PROMPT:
Find and copy each line of the records where the string "주간환수율" shows up.

RECORDS FOR THE TASK:
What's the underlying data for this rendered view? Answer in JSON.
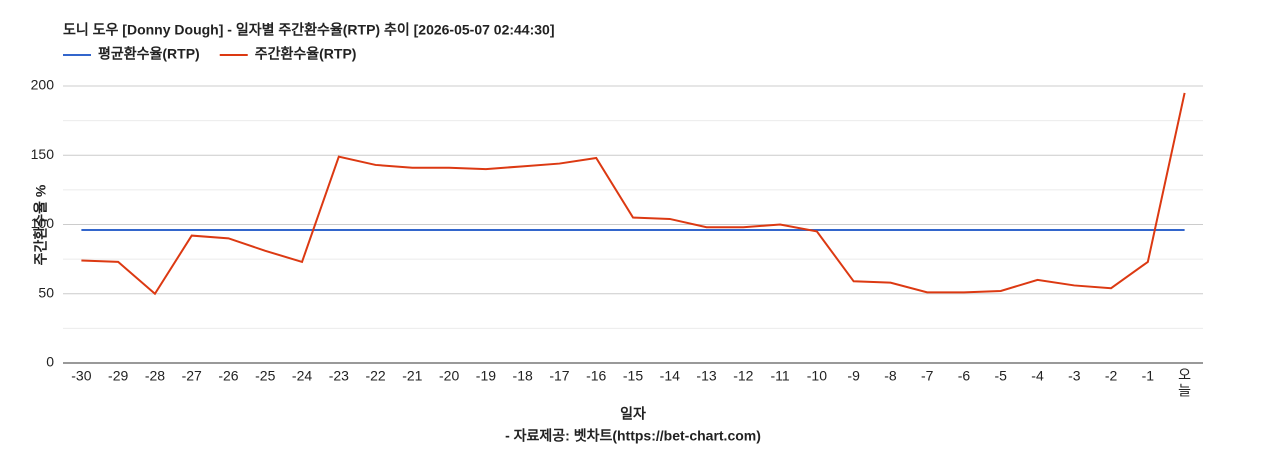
{
  "chart_data": {
    "type": "line",
    "title": "도니 도우 [Donny Dough] - 일자별 주간환수율(RTP) 추이 [2026-05-07 02:44:30]",
    "x_label": "일자",
    "y_label": "주간환수율 %",
    "source": "- 자료제공: 벳차트(https://bet-chart.com)",
    "categories": [
      "-30",
      "-29",
      "-28",
      "-27",
      "-26",
      "-25",
      "-24",
      "-23",
      "-22",
      "-21",
      "-20",
      "-19",
      "-18",
      "-17",
      "-16",
      "-15",
      "-14",
      "-13",
      "-12",
      "-11",
      "-10",
      "-9",
      "-8",
      "-7",
      "-6",
      "-5",
      "-4",
      "-3",
      "-2",
      "-1",
      "오늘"
    ],
    "series": [
      {
        "name": "평균환수율(RTP)",
        "color": "#3366cc",
        "values": [
          96,
          96,
          96,
          96,
          96,
          96,
          96,
          96,
          96,
          96,
          96,
          96,
          96,
          96,
          96,
          96,
          96,
          96,
          96,
          96,
          96,
          96,
          96,
          96,
          96,
          96,
          96,
          96,
          96,
          96,
          96
        ]
      },
      {
        "name": "주간환수율(RTP)",
        "color": "#dc3912",
        "values": [
          74,
          73,
          50,
          92,
          90,
          81,
          73,
          149,
          143,
          141,
          141,
          140,
          142,
          144,
          148,
          105,
          104,
          98,
          98,
          100,
          95,
          59,
          58,
          51,
          51,
          52,
          60,
          56,
          54,
          73,
          195
        ]
      }
    ],
    "ylim": [
      0,
      200
    ],
    "yticks": [
      0,
      50,
      100,
      150,
      200
    ],
    "minor_yticks": [
      25,
      75,
      125,
      175
    ],
    "grid": true,
    "legend": "top-left"
  }
}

EXERCISE SOLUTION:
    "title": "도니 도우 [Donny Dough] - 일자별 주간환수율(RTP) 추이 [2026-05-07 02:44:30]",
    "y_label": "주간환수율 %",
        "name": "주간환수율(RTP)",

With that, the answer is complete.